-- start --
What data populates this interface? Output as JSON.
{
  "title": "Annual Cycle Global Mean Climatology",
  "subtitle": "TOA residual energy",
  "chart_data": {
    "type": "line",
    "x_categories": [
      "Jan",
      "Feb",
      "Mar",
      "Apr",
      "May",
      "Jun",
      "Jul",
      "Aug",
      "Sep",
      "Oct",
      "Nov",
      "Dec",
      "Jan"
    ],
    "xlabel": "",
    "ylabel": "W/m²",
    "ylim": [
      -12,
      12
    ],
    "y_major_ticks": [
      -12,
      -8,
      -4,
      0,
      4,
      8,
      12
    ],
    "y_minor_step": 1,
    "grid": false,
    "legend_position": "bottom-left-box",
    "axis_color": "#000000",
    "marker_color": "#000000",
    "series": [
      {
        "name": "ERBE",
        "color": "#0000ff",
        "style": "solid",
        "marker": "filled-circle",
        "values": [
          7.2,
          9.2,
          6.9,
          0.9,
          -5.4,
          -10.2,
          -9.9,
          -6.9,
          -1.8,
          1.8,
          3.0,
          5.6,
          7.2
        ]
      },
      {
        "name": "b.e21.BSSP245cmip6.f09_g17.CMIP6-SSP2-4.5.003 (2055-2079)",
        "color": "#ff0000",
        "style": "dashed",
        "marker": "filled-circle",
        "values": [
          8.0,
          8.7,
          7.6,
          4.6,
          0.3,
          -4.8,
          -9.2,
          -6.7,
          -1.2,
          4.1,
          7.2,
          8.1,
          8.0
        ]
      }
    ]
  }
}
-- end --
Given task:
Reproduce each entry above exactly, keeping every word.

Response to this task:
What data populates this interface? Output as JSON.
{
  "title": "Annual Cycle Global Mean Climatology",
  "subtitle": "TOA residual energy",
  "chart_data": {
    "type": "line",
    "x_categories": [
      "Jan",
      "Feb",
      "Mar",
      "Apr",
      "May",
      "Jun",
      "Jul",
      "Aug",
      "Sep",
      "Oct",
      "Nov",
      "Dec",
      "Jan"
    ],
    "xlabel": "",
    "ylabel": "W/m²",
    "ylim": [
      -12,
      12
    ],
    "y_major_ticks": [
      -12,
      -8,
      -4,
      0,
      4,
      8,
      12
    ],
    "y_minor_step": 1,
    "grid": false,
    "legend_position": "bottom-left-box",
    "axis_color": "#000000",
    "marker_color": "#000000",
    "series": [
      {
        "name": "ERBE",
        "color": "#0000ff",
        "style": "solid",
        "marker": "filled-circle",
        "values": [
          7.2,
          9.2,
          6.9,
          0.9,
          -5.4,
          -10.2,
          -9.9,
          -6.9,
          -1.8,
          1.8,
          3.0,
          5.6,
          7.2
        ]
      },
      {
        "name": "b.e21.BSSP245cmip6.f09_g17.CMIP6-SSP2-4.5.003 (2055-2079)",
        "color": "#ff0000",
        "style": "dashed",
        "marker": "filled-circle",
        "values": [
          8.0,
          8.7,
          7.6,
          4.6,
          0.3,
          -4.8,
          -9.2,
          -6.7,
          -1.2,
          4.1,
          7.2,
          8.1,
          8.0
        ]
      }
    ]
  }
}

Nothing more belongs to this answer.